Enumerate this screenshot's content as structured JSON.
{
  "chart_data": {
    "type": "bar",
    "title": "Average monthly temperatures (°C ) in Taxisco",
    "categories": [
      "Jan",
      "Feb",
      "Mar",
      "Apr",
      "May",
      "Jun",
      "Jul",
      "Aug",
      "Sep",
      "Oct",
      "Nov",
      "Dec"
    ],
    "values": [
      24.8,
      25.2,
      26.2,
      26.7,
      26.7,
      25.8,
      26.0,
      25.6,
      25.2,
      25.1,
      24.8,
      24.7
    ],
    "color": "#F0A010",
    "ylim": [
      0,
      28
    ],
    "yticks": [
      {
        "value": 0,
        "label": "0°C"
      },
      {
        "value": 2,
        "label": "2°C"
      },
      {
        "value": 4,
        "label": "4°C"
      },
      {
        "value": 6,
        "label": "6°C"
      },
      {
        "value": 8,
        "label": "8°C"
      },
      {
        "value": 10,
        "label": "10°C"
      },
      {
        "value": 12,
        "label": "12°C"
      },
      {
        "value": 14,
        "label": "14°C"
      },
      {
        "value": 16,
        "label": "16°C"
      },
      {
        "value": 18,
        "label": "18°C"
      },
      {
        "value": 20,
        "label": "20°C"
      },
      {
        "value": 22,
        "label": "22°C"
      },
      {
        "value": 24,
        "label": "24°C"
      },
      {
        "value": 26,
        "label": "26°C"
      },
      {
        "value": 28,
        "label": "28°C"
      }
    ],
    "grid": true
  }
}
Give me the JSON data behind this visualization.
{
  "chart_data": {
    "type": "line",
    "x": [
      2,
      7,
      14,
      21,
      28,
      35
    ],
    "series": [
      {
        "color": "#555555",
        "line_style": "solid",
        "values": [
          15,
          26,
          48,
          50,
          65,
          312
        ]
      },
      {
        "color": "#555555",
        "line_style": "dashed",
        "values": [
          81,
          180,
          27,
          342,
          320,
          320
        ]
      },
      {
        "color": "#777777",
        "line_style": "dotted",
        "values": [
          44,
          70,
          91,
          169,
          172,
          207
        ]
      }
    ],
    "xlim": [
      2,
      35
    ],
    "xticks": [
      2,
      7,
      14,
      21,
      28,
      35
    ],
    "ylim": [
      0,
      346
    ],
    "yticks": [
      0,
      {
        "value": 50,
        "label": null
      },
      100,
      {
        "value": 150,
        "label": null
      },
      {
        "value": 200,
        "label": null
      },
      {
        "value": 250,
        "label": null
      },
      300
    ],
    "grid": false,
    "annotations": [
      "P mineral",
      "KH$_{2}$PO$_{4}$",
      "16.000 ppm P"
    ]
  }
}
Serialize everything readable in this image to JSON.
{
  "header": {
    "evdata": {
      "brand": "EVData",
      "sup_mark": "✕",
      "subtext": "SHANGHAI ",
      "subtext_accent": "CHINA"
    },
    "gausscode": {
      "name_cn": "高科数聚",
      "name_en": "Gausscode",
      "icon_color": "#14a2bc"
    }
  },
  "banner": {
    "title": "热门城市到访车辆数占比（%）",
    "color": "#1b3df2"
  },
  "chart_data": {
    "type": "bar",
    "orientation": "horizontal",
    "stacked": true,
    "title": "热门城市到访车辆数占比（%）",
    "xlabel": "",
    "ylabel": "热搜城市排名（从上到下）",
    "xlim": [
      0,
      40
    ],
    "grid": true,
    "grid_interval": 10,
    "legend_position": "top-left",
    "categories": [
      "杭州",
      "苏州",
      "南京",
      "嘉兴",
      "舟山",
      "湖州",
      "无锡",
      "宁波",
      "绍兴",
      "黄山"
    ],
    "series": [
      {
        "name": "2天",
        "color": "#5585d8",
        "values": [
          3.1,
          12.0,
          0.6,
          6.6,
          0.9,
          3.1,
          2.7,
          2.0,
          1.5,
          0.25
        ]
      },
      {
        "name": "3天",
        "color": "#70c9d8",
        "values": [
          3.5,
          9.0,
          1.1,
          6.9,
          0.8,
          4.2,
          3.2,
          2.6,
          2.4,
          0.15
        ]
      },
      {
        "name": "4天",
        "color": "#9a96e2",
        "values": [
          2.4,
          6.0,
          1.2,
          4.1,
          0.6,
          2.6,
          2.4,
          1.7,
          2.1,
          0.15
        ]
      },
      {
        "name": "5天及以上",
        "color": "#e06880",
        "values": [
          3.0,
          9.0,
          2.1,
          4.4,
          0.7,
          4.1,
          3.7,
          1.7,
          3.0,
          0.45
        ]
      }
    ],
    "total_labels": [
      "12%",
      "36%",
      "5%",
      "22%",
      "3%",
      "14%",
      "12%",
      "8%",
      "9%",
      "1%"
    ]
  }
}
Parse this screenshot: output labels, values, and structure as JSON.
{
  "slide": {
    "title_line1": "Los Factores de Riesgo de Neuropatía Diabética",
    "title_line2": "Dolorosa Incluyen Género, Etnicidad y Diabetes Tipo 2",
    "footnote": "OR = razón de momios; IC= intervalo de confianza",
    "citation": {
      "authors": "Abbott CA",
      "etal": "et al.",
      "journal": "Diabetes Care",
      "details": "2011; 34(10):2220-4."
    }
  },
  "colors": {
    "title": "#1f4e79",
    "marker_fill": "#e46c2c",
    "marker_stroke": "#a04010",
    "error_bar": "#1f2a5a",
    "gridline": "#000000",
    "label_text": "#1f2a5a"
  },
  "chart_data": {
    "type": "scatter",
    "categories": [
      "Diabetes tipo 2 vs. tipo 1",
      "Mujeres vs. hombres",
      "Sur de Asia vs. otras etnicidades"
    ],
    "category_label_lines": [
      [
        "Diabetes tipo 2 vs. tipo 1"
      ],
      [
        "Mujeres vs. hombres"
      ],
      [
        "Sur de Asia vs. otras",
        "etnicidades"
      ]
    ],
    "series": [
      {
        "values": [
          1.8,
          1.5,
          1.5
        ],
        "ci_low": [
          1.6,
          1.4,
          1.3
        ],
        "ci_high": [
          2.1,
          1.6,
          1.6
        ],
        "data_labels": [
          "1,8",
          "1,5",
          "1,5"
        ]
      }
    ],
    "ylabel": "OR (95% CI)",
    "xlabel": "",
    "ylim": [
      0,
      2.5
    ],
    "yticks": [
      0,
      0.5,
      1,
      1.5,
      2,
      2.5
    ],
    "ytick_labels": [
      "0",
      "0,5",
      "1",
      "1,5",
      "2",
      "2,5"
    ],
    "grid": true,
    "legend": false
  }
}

****

Copy the material above, line for line.

Enumerate this screenshot's content as structured JSON.
{
  "chart_data": {
    "type": "bar",
    "title": "Average monthly temperatures (°C ) in Taxisco",
    "categories": [
      "Jan",
      "Feb",
      "Mar",
      "Apr",
      "May",
      "Jun",
      "Jul",
      "Aug",
      "Sep",
      "Oct",
      "Nov",
      "Dec"
    ],
    "values": [
      24.8,
      25.2,
      26.2,
      26.7,
      26.7,
      25.8,
      26.0,
      25.6,
      25.2,
      25.1,
      24.8,
      24.7
    ],
    "color": "#F0A010",
    "ylim": [
      0,
      28
    ],
    "yticks": [
      {
        "value": 0,
        "label": "0°C"
      },
      {
        "value": 2,
        "label": "2°C"
      },
      {
        "value": 4,
        "label": "4°C"
      },
      {
        "value": 6,
        "label": "6°C"
      },
      {
        "value": 8,
        "label": "8°C"
      },
      {
        "value": 10,
        "label": "10°C"
      },
      {
        "value": 12,
        "label": "12°C"
      },
      {
        "value": 14,
        "label": "14°C"
      },
      {
        "value": 16,
        "label": "16°C"
      },
      {
        "value": 18,
        "label": "18°C"
      },
      {
        "value": 20,
        "label": "20°C"
      },
      {
        "value": 22,
        "label": "22°C"
      },
      {
        "value": 24,
        "label": "24°C"
      },
      {
        "value": 26,
        "label": "26°C"
      },
      {
        "value": 28,
        "label": "28°C"
      }
    ],
    "grid": true
  }
}
Give me the JSON data behind this visualization.
{
  "chart_data": {
    "type": "line",
    "x": [
      2,
      7,
      14,
      21,
      28,
      35
    ],
    "series": [
      {
        "color": "#555555",
        "line_style": "solid",
        "values": [
          15,
          26,
          48,
          50,
          65,
          312
        ]
      },
      {
        "color": "#555555",
        "line_style": "dashed",
        "values": [
          81,
          180,
          27,
          342,
          320,
          320
        ]
      },
      {
        "color": "#777777",
        "line_style": "dotted",
        "values": [
          44,
          70,
          91,
          169,
          172,
          207
        ]
      }
    ],
    "xlim": [
      2,
      35
    ],
    "xticks": [
      2,
      7,
      14,
      21,
      28,
      35
    ],
    "ylim": [
      0,
      346
    ],
    "yticks": [
      0,
      {
        "value": 50,
        "label": null
      },
      100,
      {
        "value": 150,
        "label": null
      },
      {
        "value": 200,
        "label": null
      },
      {
        "value": 250,
        "label": null
      },
      300
    ],
    "grid": false,
    "annotations": [
      "P mineral",
      "KH$_{2}$PO$_{4}$",
      "16.000 ppm P"
    ]
  }
}
Serialize everything readable in this image to JSON.
{
  "header": {
    "evdata": {
      "brand": "EVData",
      "sup_mark": "✕",
      "subtext": "SHANGHAI ",
      "subtext_accent": "CHINA"
    },
    "gausscode": {
      "name_cn": "高科数聚",
      "name_en": "Gausscode",
      "icon_color": "#14a2bc"
    }
  },
  "banner": {
    "title": "热门城市到访车辆数占比（%）",
    "color": "#1b3df2"
  },
  "chart_data": {
    "type": "bar",
    "orientation": "horizontal",
    "stacked": true,
    "title": "热门城市到访车辆数占比（%）",
    "xlabel": "",
    "ylabel": "热搜城市排名（从上到下）",
    "xlim": [
      0,
      40
    ],
    "grid": true,
    "grid_interval": 10,
    "legend_position": "top-left",
    "categories": [
      "杭州",
      "苏州",
      "南京",
      "嘉兴",
      "舟山",
      "湖州",
      "无锡",
      "宁波",
      "绍兴",
      "黄山"
    ],
    "series": [
      {
        "name": "2天",
        "color": "#5585d8",
        "values": [
          3.1,
          12.0,
          0.6,
          6.6,
          0.9,
          3.1,
          2.7,
          2.0,
          1.5,
          0.25
        ]
      },
      {
        "name": "3天",
        "color": "#70c9d8",
        "values": [
          3.5,
          9.0,
          1.1,
          6.9,
          0.8,
          4.2,
          3.2,
          2.6,
          2.4,
          0.15
        ]
      },
      {
        "name": "4天",
        "color": "#9a96e2",
        "values": [
          2.4,
          6.0,
          1.2,
          4.1,
          0.6,
          2.6,
          2.4,
          1.7,
          2.1,
          0.15
        ]
      },
      {
        "name": "5天及以上",
        "color": "#e06880",
        "values": [
          3.0,
          9.0,
          2.1,
          4.4,
          0.7,
          4.1,
          3.7,
          1.7,
          3.0,
          0.45
        ]
      }
    ],
    "total_labels": [
      "12%",
      "36%",
      "5%",
      "22%",
      "3%",
      "14%",
      "12%",
      "8%",
      "9%",
      "1%"
    ]
  }
}
Parse this screenshot: output labels, values, and structure as JSON.
{
  "slide": {
    "title_line1": "Los Factores de Riesgo de Neuropatía Diabética",
    "title_line2": "Dolorosa Incluyen Género, Etnicidad y Diabetes Tipo 2",
    "footnote": "OR = razón de momios; IC= intervalo de confianza",
    "citation": {
      "authors": "Abbott CA",
      "etal": "et al.",
      "journal": "Diabetes Care",
      "details": "2011; 34(10):2220-4."
    }
  },
  "colors": {
    "title": "#1f4e79",
    "marker_fill": "#e46c2c",
    "marker_stroke": "#a04010",
    "error_bar": "#1f2a5a",
    "gridline": "#000000",
    "label_text": "#1f2a5a"
  },
  "chart_data": {
    "type": "scatter",
    "categories": [
      "Diabetes tipo 2 vs. tipo 1",
      "Mujeres vs. hombres",
      "Sur de Asia vs. otras etnicidades"
    ],
    "category_label_lines": [
      [
        "Diabetes tipo 2 vs. tipo 1"
      ],
      [
        "Mujeres vs. hombres"
      ],
      [
        "Sur de Asia vs. otras",
        "etnicidades"
      ]
    ],
    "series": [
      {
        "values": [
          1.8,
          1.5,
          1.5
        ],
        "ci_low": [
          1.6,
          1.4,
          1.3
        ],
        "ci_high": [
          2.1,
          1.6,
          1.6
        ],
        "data_labels": [
          "1,8",
          "1,5",
          "1,5"
        ]
      }
    ],
    "ylabel": "OR (95% CI)",
    "xlabel": "",
    "ylim": [
      0,
      2.5
    ],
    "yticks": [
      0,
      0.5,
      1,
      1.5,
      2,
      2.5
    ],
    "ytick_labels": [
      "0",
      "0,5",
      "1",
      "1,5",
      "2",
      "2,5"
    ],
    "grid": true,
    "legend": false
  }
}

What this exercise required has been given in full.